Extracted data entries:
----
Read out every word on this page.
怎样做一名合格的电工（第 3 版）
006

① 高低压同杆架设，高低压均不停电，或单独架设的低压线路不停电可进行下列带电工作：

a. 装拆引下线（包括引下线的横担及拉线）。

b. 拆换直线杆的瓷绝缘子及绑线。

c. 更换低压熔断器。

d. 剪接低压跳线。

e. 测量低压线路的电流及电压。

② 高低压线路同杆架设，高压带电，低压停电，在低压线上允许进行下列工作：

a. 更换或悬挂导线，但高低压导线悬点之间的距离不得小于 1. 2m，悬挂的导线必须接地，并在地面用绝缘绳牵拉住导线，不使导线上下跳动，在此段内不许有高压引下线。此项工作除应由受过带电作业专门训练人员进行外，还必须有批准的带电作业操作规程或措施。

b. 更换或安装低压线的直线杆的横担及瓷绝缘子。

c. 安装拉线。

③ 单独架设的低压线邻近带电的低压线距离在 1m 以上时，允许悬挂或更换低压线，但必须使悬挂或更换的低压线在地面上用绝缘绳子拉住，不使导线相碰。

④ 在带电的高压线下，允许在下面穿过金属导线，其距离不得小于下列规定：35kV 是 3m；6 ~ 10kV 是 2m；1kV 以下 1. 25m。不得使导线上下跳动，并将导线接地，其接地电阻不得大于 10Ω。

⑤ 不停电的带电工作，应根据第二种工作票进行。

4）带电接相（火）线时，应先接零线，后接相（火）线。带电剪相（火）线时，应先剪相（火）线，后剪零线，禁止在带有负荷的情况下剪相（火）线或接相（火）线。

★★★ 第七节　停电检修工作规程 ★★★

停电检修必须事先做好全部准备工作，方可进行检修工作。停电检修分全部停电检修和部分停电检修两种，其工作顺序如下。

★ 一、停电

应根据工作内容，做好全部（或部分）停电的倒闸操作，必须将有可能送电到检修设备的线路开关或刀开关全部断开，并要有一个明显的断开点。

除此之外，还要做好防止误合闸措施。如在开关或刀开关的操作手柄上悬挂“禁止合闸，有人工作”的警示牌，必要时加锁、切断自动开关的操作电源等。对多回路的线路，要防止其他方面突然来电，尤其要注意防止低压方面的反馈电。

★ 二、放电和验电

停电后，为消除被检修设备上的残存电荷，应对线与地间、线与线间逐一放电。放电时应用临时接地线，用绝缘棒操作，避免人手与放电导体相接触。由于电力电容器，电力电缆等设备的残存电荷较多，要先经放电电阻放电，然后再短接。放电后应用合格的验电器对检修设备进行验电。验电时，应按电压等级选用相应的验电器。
----
• _Problem statement_
Reproduce the complete set of lines precisely as supplied.

• _The solution_
Read out every word on this page.
怎样做一名合格的电工（第 3 版）
006

① 高低压同杆架设，高低压均不停电，或单独架设的低压线路不停电可进行下列带电工作：

a. 装拆引下线（包括引下线的横担及拉线）。

b. 拆换直线杆的瓷绝缘子及绑线。

c. 更换低压熔断器。

d. 剪接低压跳线。

e. 测量低压线路的电流及电压。

② 高低压线路同杆架设，高压带电，低压停电，在低压线上允许进行下列工作：

a. 更换或悬挂导线，但高低压导线悬点之间的距离不得小于 1. 2m，悬挂的导线必须接地，并在地面用绝缘绳牵拉住导线，不使导线上下跳动，在此段内不许有高压引下线。此项工作除应由受过带电作业专门训练人员进行外，还必须有批准的带电作业操作规程或措施。

b. 更换或安装低压线的直线杆的横担及瓷绝缘子。

c. 安装拉线。

③ 单独架设的低压线邻近带电的低压线距离在 1m 以上时，允许悬挂或更换低压线，但必须使悬挂或更换的低压线在地面上用绝缘绳子拉住，不使导线相碰。

④ 在带电的高压线下，允许在下面穿过金属导线，其距离不得小于下列规定：35kV 是 3m；6 ~ 10kV 是 2m；1kV 以下 1. 25m。不得使导线上下跳动，并将导线接地，其接地电阻不得大于 10Ω。

⑤ 不停电的带电工作，应根据第二种工作票进行。

4）带电接相（火）线时，应先接零线，后接相（火）线。带电剪相（火）线时，应先剪相（火）线，后剪零线，禁止在带有负荷的情况下剪相（火）线或接相（火）线。

★★★ 第七节　停电检修工作规程 ★★★

停电检修必须事先做好全部准备工作，方可进行检修工作。停电检修分全部停电检修和部分停电检修两种，其工作顺序如下。

★ 一、停电

应根据工作内容，做好全部（或部分）停电的倒闸操作，必须将有可能送电到检修设备的线路开关或刀开关全部断开，并要有一个明显的断开点。

除此之外，还要做好防止误合闸措施。如在开关或刀开关的操作手柄上悬挂“禁止合闸，有人工作”的警示牌，必要时加锁、切断自动开关的操作电源等。对多回路的线路，要防止其他方面突然来电，尤其要注意防止低压方面的反馈电。

★ 二、放电和验电

停电后，为消除被检修设备上的残存电荷，应对线与地间、线与线间逐一放电。放电时应用临时接地线，用绝缘棒操作，避免人手与放电导体相接触。由于电力电容器，电力电缆等设备的残存电荷较多，要先经放电电阻放电，然后再短接。放电后应用合格的验电器对检修设备进行验电。验电时，应按电压等级选用相应的验电器。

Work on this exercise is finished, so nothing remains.